╭─ MATERIAL PROVIDED
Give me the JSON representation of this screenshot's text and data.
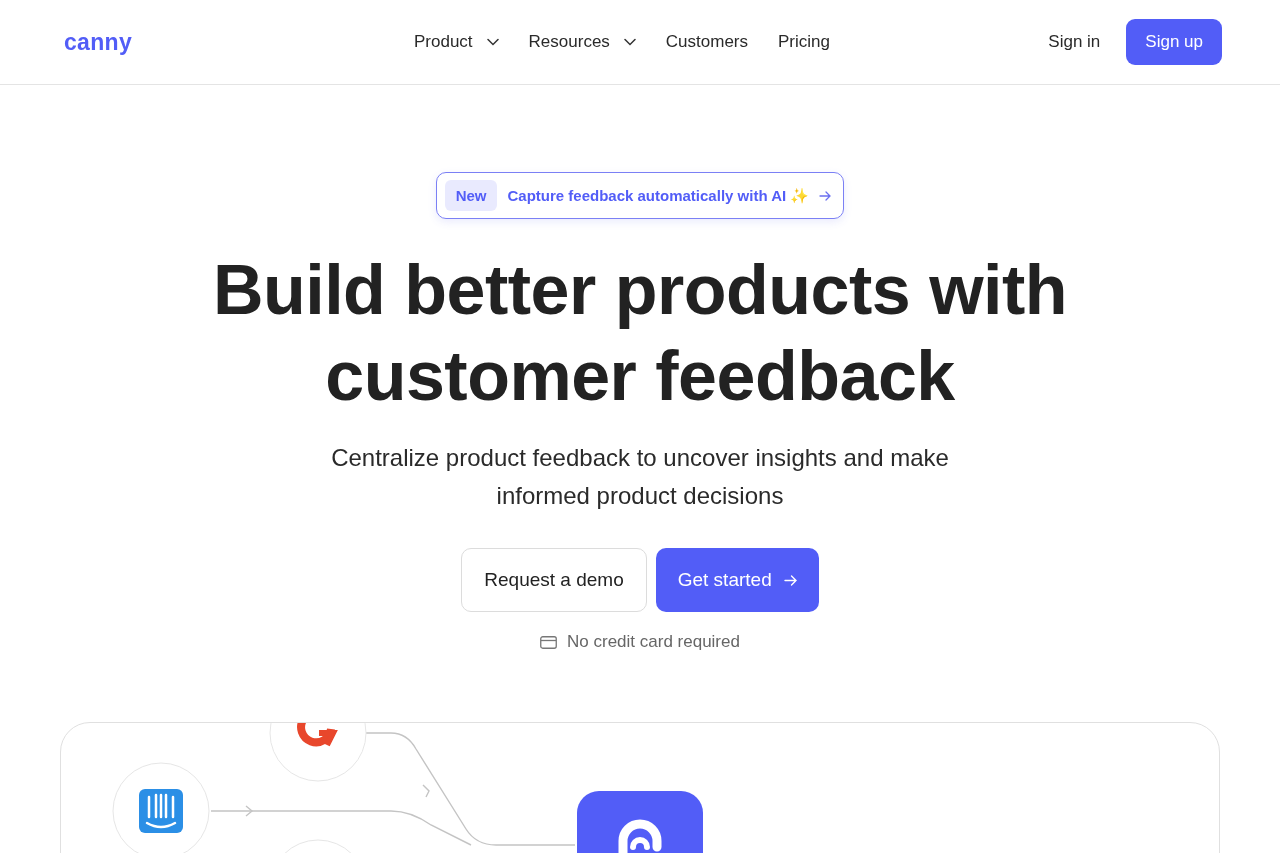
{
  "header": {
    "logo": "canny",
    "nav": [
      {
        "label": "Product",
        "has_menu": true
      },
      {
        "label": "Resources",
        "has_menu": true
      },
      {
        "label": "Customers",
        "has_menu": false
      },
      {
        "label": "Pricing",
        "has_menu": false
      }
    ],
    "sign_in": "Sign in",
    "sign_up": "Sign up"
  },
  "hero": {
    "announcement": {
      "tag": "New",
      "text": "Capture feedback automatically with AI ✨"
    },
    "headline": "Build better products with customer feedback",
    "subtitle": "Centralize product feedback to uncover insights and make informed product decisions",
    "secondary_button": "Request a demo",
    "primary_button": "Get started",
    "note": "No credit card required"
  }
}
╰─
╭─ MATERIAL PROVIDED
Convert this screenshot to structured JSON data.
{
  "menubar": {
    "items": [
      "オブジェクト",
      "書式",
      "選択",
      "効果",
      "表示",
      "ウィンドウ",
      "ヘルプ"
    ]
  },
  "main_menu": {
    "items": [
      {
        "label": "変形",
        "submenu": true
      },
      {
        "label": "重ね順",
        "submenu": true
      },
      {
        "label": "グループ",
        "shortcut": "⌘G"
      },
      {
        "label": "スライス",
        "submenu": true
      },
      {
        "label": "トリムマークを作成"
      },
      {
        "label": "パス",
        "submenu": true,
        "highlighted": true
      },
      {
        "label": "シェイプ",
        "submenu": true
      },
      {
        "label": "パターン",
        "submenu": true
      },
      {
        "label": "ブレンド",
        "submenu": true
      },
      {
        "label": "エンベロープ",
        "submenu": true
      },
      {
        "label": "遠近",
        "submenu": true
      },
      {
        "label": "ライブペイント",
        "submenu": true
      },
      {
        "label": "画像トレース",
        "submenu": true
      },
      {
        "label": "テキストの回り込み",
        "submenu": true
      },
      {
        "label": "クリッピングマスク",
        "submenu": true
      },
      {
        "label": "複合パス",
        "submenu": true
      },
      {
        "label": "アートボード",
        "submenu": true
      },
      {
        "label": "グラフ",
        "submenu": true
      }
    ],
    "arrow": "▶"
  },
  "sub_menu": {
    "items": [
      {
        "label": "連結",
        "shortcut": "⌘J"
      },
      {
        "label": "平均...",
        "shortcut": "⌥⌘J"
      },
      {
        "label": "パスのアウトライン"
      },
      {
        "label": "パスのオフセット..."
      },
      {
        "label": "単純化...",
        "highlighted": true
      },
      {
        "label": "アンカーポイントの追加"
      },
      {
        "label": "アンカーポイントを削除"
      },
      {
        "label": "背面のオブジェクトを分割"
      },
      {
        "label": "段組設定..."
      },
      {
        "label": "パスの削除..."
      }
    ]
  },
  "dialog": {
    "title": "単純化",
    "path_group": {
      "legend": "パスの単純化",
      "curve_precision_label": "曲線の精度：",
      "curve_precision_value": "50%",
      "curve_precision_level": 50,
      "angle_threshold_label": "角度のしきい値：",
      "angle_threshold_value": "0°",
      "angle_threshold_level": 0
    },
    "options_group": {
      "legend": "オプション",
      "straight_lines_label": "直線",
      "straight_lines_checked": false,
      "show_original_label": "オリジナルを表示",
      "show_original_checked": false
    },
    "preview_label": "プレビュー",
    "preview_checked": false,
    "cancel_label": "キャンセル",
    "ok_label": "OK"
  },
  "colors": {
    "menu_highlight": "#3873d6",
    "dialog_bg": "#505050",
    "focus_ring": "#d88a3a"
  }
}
╰─
» WRITTEN EXERCISE: Copy every line above that holds the word "text".

» RESPONSE BELOW:
Give me the JSON representation of this screenshot's text and data.
      "text": "Capture feedback automatically with AI ✨"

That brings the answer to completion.